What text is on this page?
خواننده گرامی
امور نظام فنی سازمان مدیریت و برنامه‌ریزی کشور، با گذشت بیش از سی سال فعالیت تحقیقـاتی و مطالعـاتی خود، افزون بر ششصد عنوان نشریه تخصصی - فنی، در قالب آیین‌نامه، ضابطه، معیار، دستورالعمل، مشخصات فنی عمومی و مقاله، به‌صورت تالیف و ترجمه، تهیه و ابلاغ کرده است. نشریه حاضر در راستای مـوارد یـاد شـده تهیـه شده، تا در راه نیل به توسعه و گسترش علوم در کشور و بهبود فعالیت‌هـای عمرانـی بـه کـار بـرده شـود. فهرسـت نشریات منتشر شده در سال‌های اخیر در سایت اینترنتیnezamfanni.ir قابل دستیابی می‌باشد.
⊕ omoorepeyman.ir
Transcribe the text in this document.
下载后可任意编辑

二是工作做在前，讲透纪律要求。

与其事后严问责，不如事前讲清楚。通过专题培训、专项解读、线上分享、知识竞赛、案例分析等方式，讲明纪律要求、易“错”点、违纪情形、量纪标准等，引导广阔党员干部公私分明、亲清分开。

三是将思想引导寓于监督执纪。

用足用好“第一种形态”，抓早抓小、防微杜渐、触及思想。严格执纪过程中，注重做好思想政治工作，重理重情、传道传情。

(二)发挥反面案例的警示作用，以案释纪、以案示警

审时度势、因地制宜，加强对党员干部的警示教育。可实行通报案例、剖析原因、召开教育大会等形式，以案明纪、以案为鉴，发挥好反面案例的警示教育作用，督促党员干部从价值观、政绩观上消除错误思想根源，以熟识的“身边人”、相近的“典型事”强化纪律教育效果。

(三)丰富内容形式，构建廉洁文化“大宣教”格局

### DO THIS
Look through the entries above for the word "text". Copy every line where it shows up.

### FINISHED EXERCISE
What text is on this page?
Transcribe the text in this document.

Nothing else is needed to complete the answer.